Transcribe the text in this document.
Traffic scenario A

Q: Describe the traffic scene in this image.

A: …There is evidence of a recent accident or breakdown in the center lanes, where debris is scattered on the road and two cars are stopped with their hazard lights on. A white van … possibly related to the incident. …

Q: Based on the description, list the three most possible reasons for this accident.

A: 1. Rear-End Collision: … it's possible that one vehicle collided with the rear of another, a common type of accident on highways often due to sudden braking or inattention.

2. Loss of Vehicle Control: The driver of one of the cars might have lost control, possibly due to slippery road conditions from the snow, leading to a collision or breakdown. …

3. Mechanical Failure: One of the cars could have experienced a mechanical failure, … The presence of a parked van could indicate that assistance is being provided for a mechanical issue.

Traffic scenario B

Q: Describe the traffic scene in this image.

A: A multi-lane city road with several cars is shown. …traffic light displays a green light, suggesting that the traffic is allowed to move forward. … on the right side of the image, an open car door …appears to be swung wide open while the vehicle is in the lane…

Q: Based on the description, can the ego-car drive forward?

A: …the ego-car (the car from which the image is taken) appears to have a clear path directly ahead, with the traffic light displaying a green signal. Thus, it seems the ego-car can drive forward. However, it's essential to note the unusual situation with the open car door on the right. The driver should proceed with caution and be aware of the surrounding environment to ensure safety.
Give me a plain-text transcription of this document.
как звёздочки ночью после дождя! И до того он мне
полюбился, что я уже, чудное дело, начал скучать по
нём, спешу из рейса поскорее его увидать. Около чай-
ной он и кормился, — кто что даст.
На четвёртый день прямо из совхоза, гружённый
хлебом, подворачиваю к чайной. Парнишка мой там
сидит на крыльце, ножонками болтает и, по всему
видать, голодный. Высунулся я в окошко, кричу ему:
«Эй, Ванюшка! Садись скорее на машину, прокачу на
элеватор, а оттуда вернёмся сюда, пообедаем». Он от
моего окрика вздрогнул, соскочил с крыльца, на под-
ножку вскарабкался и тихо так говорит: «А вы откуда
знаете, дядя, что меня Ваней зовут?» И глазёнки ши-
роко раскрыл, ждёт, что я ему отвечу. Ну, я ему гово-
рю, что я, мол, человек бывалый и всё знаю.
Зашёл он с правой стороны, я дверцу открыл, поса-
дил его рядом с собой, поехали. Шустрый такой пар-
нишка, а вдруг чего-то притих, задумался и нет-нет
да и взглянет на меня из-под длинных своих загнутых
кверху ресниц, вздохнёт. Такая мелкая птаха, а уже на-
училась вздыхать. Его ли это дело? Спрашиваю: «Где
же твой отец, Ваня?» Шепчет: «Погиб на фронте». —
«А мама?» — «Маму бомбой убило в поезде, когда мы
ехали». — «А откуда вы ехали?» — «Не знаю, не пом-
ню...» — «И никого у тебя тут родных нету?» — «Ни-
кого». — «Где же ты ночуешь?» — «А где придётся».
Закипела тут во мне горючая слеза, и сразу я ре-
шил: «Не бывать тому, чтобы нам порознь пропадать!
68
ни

---*---

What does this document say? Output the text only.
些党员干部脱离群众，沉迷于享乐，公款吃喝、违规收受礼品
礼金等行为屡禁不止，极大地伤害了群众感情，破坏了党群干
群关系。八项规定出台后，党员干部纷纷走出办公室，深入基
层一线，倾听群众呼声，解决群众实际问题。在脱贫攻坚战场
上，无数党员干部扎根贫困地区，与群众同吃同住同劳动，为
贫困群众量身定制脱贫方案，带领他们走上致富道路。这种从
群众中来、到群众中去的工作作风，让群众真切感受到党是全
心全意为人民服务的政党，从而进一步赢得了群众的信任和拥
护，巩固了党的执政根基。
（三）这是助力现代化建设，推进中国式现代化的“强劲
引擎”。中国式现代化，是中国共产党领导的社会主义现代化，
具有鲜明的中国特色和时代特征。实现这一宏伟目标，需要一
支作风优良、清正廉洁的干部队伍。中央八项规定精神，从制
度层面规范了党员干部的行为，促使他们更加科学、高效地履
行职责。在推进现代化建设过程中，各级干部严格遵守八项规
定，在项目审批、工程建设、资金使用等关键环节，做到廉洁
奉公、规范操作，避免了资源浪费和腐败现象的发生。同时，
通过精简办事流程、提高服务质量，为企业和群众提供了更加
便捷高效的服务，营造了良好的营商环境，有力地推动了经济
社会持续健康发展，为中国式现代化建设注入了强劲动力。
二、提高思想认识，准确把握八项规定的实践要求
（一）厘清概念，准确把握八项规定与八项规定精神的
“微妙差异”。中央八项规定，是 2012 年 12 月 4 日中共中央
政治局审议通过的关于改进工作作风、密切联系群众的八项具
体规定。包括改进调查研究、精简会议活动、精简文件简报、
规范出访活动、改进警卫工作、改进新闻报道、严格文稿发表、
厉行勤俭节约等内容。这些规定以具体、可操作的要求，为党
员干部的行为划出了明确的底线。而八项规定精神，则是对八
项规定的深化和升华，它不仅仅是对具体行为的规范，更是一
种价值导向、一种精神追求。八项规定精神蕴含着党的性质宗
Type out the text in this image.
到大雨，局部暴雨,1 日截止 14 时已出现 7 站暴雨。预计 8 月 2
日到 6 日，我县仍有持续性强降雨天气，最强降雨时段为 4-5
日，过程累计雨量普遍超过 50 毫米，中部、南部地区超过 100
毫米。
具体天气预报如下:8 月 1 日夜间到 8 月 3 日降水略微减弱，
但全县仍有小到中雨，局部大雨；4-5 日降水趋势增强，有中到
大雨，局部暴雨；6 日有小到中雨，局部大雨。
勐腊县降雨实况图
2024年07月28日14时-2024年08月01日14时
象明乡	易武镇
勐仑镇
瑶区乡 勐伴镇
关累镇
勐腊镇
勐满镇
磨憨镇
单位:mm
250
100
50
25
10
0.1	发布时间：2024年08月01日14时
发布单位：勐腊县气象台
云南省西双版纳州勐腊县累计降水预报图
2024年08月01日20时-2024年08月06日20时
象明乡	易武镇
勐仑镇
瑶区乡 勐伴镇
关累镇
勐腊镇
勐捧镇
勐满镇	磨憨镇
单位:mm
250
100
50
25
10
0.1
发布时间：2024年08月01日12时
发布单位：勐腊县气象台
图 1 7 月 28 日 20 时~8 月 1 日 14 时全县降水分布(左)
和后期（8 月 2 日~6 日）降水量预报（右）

---*---

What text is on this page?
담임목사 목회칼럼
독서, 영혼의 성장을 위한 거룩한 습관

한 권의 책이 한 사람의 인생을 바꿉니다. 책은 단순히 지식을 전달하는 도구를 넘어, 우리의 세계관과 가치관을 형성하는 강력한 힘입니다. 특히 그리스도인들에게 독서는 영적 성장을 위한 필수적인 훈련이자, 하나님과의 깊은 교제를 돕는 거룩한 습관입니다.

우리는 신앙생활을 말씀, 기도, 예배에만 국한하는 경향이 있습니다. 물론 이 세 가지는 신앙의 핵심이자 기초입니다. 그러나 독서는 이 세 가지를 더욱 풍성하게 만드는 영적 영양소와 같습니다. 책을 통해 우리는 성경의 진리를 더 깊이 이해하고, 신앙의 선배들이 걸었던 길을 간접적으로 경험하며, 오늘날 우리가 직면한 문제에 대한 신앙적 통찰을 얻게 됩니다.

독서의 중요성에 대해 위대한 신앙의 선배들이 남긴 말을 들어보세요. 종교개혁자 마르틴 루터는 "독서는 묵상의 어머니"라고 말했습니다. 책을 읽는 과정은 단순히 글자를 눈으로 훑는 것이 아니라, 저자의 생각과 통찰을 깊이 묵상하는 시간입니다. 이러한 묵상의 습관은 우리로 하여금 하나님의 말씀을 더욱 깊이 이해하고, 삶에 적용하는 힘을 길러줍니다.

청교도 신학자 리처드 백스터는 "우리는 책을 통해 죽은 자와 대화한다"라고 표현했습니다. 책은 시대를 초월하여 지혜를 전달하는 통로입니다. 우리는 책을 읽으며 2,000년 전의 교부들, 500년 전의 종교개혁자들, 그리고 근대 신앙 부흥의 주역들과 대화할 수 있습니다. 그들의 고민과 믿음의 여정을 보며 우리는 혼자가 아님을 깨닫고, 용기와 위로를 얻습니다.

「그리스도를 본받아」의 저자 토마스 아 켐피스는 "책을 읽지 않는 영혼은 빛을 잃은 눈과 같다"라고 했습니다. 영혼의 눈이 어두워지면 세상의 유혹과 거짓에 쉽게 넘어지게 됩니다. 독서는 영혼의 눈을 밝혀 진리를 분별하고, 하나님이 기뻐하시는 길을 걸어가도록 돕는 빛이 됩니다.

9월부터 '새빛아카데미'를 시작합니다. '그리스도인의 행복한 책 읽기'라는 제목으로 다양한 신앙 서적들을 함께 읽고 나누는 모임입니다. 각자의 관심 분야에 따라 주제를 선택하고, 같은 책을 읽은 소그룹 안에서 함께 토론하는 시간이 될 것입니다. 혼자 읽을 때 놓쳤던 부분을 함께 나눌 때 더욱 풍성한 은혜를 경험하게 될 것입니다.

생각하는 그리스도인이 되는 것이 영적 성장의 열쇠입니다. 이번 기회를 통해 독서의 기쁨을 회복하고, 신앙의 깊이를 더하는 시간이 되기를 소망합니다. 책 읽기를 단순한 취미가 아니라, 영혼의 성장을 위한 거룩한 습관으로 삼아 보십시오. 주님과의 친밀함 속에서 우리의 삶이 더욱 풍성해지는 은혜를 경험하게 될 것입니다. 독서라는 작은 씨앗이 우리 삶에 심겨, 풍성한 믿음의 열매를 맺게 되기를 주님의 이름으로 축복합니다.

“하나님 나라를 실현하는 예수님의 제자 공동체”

---*---

WHAT THE TASK REQUIRES
Where a line of the material above holds the string "发布时间", copy that line.

CORRECT ANSWER
0.1	发布时间：2024年08月01日14时
发布时间：2024年08月01日12时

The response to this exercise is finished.